--- START ENTRIES SUPPLIED ---

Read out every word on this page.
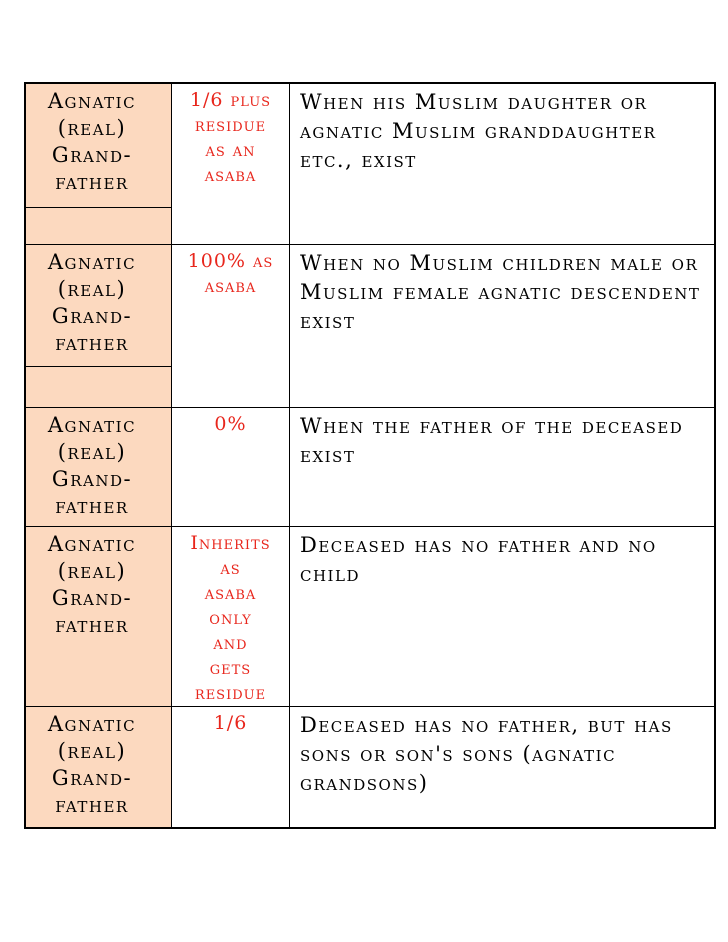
Agnatic
(real)
Grand-
father
1/6 plus
residue
as an
asaba
When his Muslim daughter or agnatic Muslim granddaughter etc., exist
Agnatic
(real)
Grand-
father
100% as
asaba
When no Muslim children male or Muslim female agnatic descendent exist
Agnatic
(real)
Grand-
father
0%	When the father of the deceased exist
Agnatic
(real)
Grand-
father
Inherits
as
asaba
only
and
gets
residue
Deceased has no father and no child
Agnatic
(real)
Grand-
father
1/6	Deceased has no father, but has sons or son's sons (agnatic grandsons)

--- END ENTRIES SUPPLIED ---

* [EXERCISE] Repeat each entry precisely as it appears. Leave the pictures out.

* [WRITTEN SOLUTION]
Read out every word on this page.
Agnatic
(real)
Grand-
father
1/6 plus
residue
as an
asaba
When his Muslim daughter or agnatic Muslim granddaughter etc., exist
Agnatic
(real)
Grand-
father
100% as
asaba
When no Muslim children male or Muslim female agnatic descendent exist
Agnatic
(real)
Grand-
father
0%	When the father of the deceased exist
Agnatic
(real)
Grand-
father
Inherits
as
asaba
only
and
gets
residue
Deceased has no father and no child
Agnatic
(real)
Grand-
father
1/6	Deceased has no father, but has sons or son's sons (agnatic grandsons)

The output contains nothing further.